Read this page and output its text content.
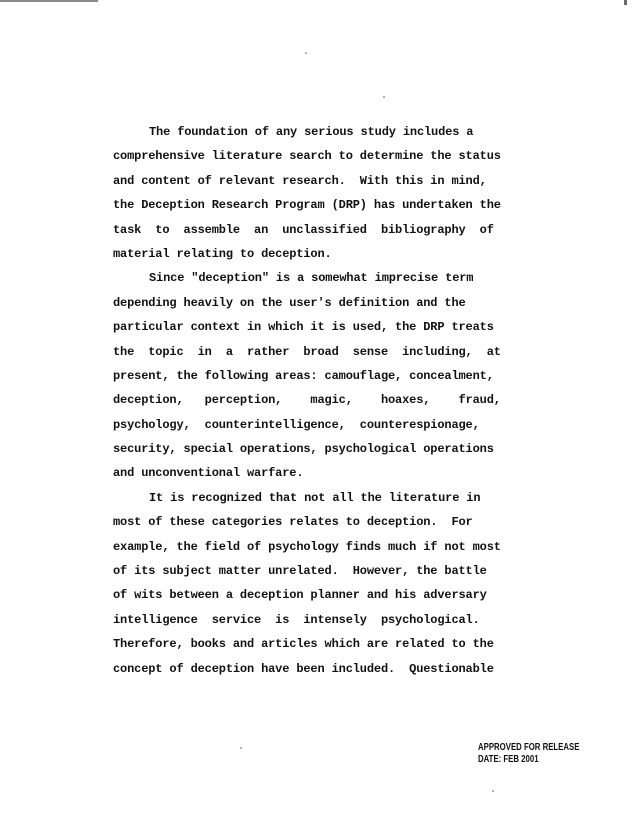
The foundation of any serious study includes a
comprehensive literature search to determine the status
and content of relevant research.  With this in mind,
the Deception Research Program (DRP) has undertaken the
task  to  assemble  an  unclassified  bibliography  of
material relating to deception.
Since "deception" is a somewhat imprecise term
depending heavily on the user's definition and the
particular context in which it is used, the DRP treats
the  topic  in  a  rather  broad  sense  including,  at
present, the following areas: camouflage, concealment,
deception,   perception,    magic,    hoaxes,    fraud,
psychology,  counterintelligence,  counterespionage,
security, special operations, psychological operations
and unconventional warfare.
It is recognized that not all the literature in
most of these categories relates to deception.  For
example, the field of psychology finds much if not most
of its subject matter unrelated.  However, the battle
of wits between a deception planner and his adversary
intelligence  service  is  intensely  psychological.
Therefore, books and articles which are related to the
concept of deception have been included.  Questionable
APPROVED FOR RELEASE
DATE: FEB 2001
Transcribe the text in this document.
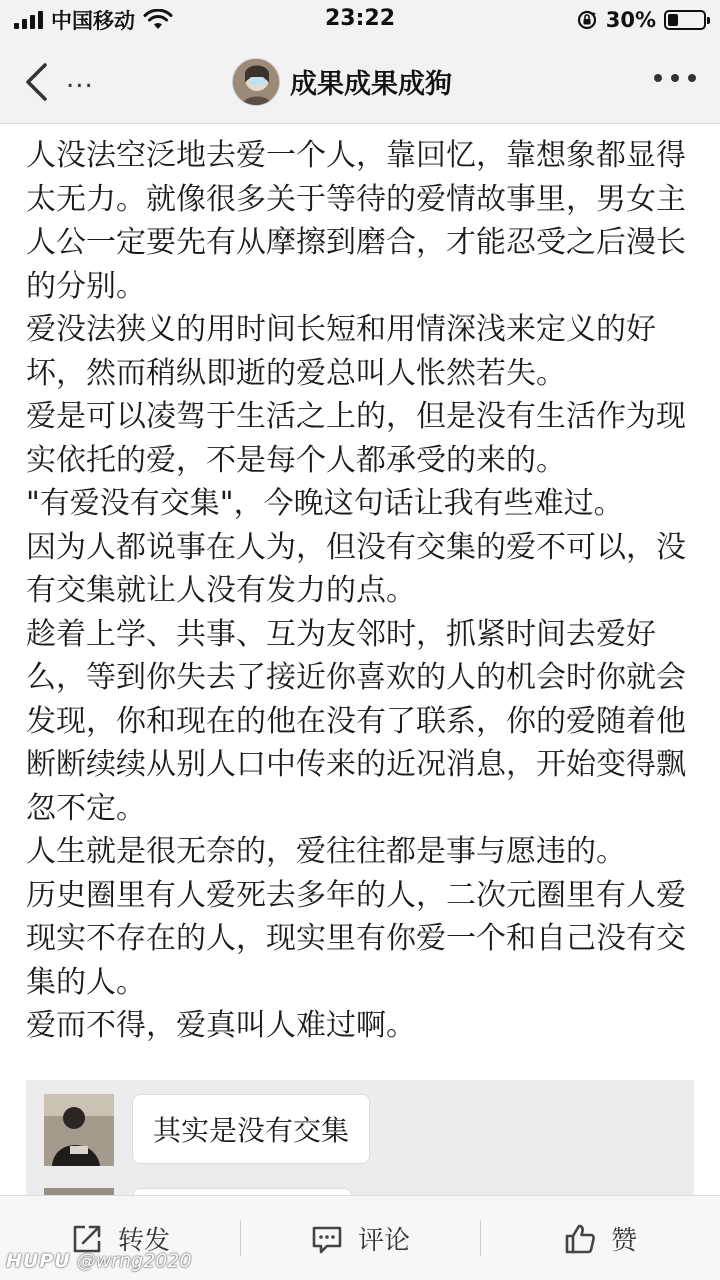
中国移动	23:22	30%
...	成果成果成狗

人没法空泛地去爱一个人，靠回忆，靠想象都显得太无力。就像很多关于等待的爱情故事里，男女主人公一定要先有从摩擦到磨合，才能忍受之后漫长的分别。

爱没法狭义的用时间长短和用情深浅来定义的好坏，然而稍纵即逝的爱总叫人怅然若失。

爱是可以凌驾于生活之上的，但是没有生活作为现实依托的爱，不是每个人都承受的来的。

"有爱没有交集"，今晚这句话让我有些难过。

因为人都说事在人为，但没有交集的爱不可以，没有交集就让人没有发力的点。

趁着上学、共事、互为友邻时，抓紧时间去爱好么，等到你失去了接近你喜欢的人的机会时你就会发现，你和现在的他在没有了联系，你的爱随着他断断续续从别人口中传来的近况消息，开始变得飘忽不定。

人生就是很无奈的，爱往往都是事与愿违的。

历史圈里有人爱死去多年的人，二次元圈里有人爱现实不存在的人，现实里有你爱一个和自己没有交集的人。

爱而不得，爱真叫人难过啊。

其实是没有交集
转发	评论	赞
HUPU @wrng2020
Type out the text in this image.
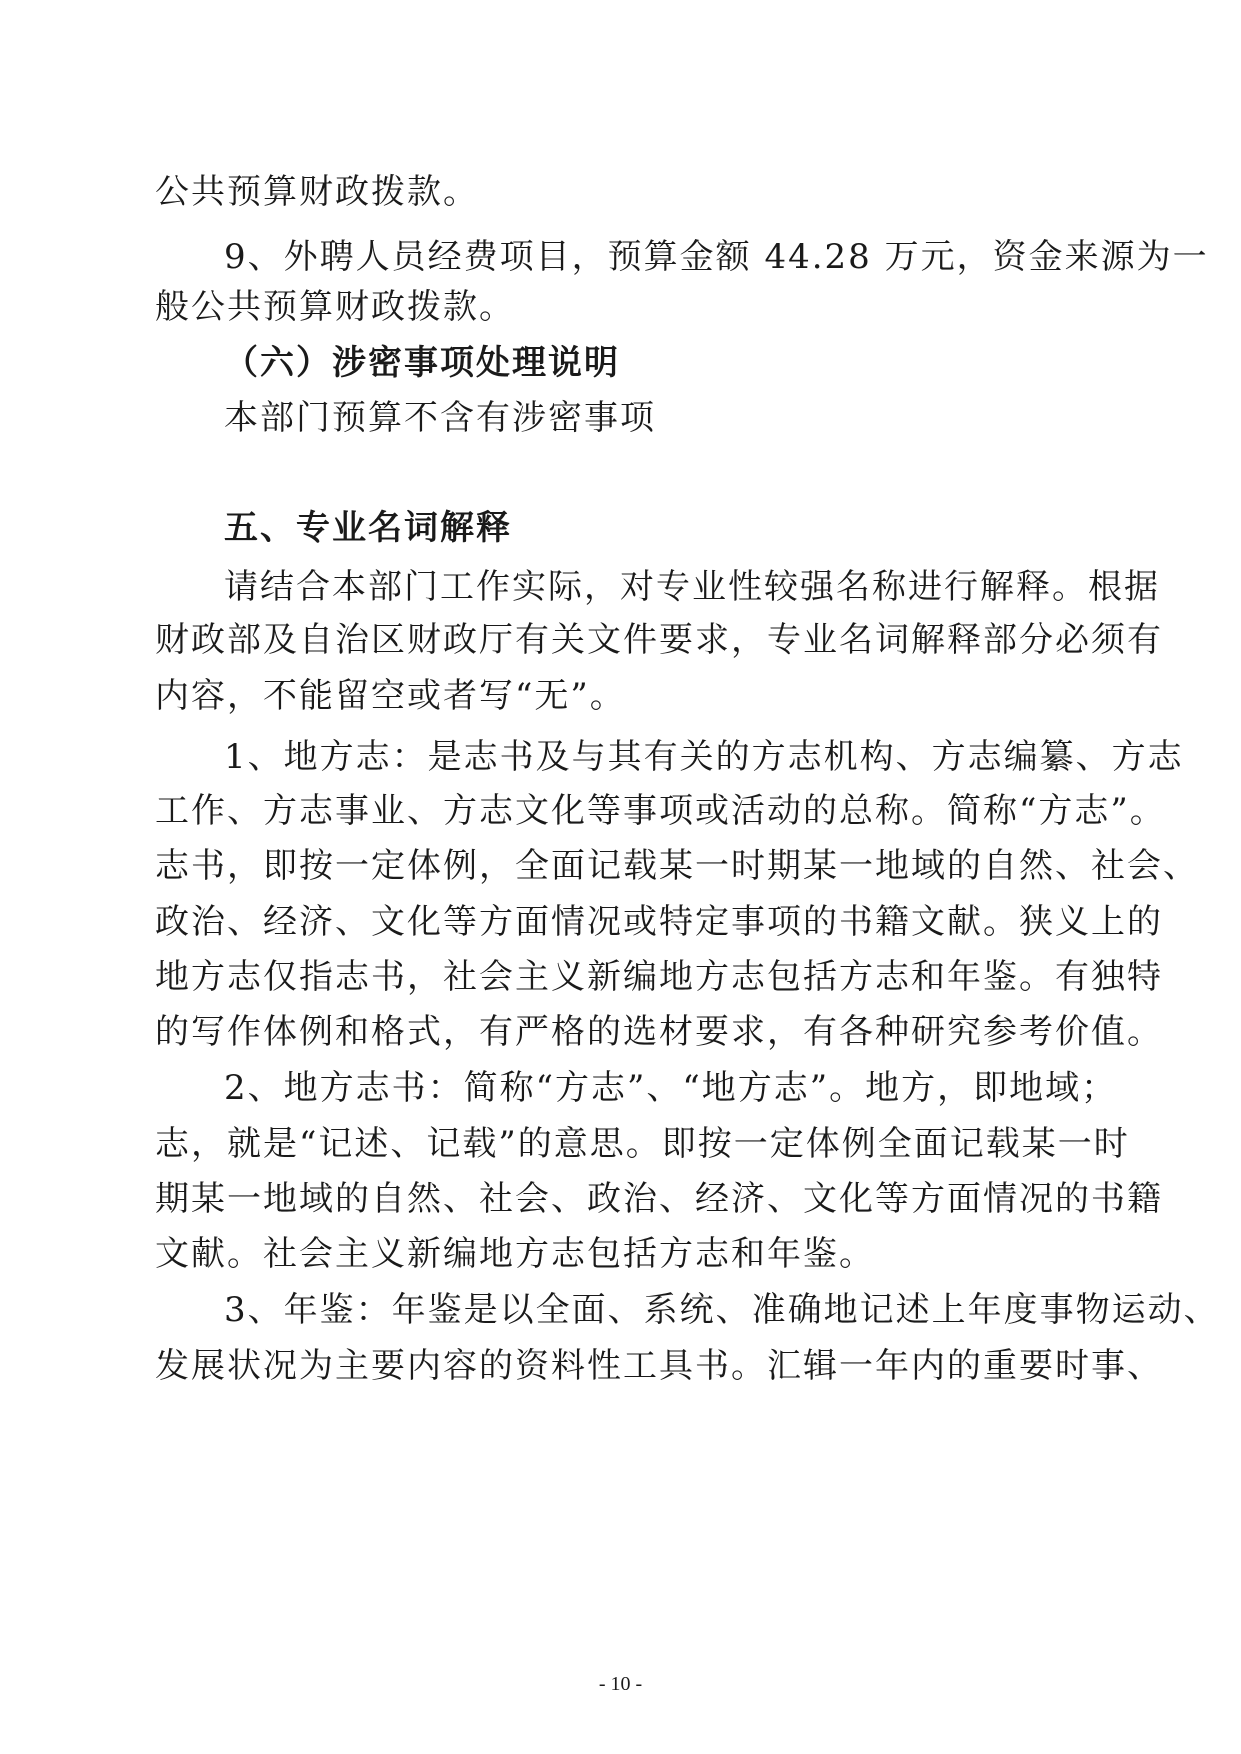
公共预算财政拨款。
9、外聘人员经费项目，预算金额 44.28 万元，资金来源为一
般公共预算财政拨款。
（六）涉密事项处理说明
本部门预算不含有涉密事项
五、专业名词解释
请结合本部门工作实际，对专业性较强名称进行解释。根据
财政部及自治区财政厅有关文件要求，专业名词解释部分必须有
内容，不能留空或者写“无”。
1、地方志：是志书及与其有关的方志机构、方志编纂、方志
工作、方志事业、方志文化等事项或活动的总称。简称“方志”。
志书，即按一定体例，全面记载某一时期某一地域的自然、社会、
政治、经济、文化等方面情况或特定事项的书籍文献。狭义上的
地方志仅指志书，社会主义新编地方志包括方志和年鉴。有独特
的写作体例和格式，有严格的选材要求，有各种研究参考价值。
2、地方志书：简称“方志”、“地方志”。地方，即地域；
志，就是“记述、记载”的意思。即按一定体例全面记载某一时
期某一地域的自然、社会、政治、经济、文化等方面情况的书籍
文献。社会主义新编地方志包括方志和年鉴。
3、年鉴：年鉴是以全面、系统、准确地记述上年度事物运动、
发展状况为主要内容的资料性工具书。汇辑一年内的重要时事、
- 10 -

• _Task directions_: In the records above, locate each line with the word "psychological". Copy all such lines.

• _Output for this exercise_:
security, special operations, psychological operations
intelligence  service  is  intensely  psychological.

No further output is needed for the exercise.